[start of Dataset]
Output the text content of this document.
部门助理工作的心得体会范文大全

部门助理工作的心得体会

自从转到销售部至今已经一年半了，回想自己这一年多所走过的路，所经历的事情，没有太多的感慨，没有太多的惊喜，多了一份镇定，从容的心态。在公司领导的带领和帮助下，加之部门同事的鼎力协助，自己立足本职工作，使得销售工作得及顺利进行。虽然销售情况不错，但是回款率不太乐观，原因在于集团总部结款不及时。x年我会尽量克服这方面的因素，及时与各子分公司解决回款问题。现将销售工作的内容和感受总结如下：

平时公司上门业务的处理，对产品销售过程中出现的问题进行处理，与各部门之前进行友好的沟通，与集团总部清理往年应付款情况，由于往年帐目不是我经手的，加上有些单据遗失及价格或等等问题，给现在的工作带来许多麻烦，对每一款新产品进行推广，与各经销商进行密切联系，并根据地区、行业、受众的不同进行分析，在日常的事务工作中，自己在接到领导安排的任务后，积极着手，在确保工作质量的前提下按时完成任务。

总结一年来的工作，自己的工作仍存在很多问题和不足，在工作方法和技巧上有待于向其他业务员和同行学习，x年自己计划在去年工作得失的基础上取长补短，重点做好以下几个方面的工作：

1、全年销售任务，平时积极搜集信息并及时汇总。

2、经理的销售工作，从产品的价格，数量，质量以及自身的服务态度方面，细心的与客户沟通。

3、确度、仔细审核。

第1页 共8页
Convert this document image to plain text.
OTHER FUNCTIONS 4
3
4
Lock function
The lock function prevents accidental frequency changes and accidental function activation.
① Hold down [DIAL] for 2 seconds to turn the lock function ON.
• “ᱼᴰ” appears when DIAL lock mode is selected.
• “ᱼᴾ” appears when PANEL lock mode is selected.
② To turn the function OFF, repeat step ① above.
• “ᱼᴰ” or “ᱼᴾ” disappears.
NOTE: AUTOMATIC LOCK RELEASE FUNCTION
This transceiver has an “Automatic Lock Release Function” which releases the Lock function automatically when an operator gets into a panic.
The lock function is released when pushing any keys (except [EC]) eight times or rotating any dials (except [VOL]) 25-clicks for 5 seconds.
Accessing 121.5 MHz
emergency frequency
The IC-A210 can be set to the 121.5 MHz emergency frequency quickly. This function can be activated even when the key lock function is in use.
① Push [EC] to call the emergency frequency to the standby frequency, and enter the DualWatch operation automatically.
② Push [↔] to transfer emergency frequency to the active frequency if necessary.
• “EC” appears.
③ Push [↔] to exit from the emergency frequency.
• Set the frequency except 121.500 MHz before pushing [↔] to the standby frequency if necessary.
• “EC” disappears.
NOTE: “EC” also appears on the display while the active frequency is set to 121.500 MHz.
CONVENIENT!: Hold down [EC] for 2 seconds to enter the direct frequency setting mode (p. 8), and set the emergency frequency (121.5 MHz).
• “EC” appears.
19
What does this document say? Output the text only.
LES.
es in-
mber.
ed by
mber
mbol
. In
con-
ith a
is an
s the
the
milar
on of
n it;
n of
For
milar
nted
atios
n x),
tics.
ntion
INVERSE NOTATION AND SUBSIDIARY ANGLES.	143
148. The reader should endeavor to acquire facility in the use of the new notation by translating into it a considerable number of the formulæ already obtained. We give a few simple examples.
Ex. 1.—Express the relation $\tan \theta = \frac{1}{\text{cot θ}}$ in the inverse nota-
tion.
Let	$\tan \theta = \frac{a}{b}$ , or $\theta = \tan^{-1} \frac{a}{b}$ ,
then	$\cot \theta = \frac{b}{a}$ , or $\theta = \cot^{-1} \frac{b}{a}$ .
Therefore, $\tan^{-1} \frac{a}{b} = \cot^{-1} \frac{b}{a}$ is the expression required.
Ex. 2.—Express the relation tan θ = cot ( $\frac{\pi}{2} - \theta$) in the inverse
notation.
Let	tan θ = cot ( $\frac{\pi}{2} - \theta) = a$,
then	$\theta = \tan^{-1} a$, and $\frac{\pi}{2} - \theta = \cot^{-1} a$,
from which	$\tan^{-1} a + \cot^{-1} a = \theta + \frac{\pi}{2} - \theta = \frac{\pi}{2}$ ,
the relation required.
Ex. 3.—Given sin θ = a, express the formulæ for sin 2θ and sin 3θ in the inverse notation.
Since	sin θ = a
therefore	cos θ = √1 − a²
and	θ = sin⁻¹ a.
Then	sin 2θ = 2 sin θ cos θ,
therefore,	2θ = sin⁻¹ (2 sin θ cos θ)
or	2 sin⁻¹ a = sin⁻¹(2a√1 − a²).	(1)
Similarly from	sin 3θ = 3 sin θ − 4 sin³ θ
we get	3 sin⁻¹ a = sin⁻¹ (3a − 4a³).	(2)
[end of Dataset]
■ **Written problem**
Count how many lines of the material hold the string "frac". Give the number and nothing more.

■ **Exercise output**
8